* **TASK TO COMPLETE**
Below is the data. Give it again, complete and exact.

* **Figure collection entries**
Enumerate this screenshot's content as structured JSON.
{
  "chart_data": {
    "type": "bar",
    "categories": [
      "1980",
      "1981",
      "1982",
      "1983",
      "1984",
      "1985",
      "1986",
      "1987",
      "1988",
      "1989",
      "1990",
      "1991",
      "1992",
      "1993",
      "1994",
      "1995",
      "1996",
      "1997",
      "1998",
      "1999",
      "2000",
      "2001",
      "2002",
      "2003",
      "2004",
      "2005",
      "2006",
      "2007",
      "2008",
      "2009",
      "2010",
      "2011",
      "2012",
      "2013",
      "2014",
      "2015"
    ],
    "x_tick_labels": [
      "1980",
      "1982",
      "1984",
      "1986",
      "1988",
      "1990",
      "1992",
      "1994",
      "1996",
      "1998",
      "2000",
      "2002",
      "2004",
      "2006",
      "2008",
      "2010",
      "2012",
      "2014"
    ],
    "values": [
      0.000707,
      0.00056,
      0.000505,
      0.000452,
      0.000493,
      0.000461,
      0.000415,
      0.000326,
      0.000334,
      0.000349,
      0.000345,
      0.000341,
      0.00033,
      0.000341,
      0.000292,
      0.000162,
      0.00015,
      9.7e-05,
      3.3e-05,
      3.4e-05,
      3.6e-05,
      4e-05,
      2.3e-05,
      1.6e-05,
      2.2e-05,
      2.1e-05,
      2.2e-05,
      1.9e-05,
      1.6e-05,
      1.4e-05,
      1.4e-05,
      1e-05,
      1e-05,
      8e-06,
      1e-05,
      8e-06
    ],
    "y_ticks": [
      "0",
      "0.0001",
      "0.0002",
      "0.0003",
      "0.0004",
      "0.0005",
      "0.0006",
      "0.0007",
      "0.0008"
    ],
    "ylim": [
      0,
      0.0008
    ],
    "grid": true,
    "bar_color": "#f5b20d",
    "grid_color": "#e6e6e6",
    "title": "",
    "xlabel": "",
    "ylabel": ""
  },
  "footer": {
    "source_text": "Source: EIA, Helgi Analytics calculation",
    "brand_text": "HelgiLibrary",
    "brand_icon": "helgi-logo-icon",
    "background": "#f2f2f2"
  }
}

* **COMPLETE RESPONSE**
Enumerate this screenshot's content as structured JSON.
{
  "chart_data": {
    "type": "bar",
    "categories": [
      "1980",
      "1981",
      "1982",
      "1983",
      "1984",
      "1985",
      "1986",
      "1987",
      "1988",
      "1989",
      "1990",
      "1991",
      "1992",
      "1993",
      "1994",
      "1995",
      "1996",
      "1997",
      "1998",
      "1999",
      "2000",
      "2001",
      "2002",
      "2003",
      "2004",
      "2005",
      "2006",
      "2007",
      "2008",
      "2009",
      "2010",
      "2011",
      "2012",
      "2013",
      "2014",
      "2015"
    ],
    "x_tick_labels": [
      "1980",
      "1982",
      "1984",
      "1986",
      "1988",
      "1990",
      "1992",
      "1994",
      "1996",
      "1998",
      "2000",
      "2002",
      "2004",
      "2006",
      "2008",
      "2010",
      "2012",
      "2014"
    ],
    "values": [
      0.000707,
      0.00056,
      0.000505,
      0.000452,
      0.000493,
      0.000461,
      0.000415,
      0.000326,
      0.000334,
      0.000349,
      0.000345,
      0.000341,
      0.00033,
      0.000341,
      0.000292,
      0.000162,
      0.00015,
      9.7e-05,
      3.3e-05,
      3.4e-05,
      3.6e-05,
      4e-05,
      2.3e-05,
      1.6e-05,
      2.2e-05,
      2.1e-05,
      2.2e-05,
      1.9e-05,
      1.6e-05,
      1.4e-05,
      1.4e-05,
      1e-05,
      1e-05,
      8e-06,
      1e-05,
      8e-06
    ],
    "y_ticks": [
      "0",
      "0.0001",
      "0.0002",
      "0.0003",
      "0.0004",
      "0.0005",
      "0.0006",
      "0.0007",
      "0.0008"
    ],
    "ylim": [
      0,
      0.0008
    ],
    "grid": true,
    "bar_color": "#f5b20d",
    "grid_color": "#e6e6e6",
    "title": "",
    "xlabel": "",
    "ylabel": ""
  },
  "footer": {
    "source_text": "Source: EIA, Helgi Analytics calculation",
    "brand_text": "HelgiLibrary",
    "brand_icon": "helgi-logo-icon",
    "background": "#f2f2f2"
  }
}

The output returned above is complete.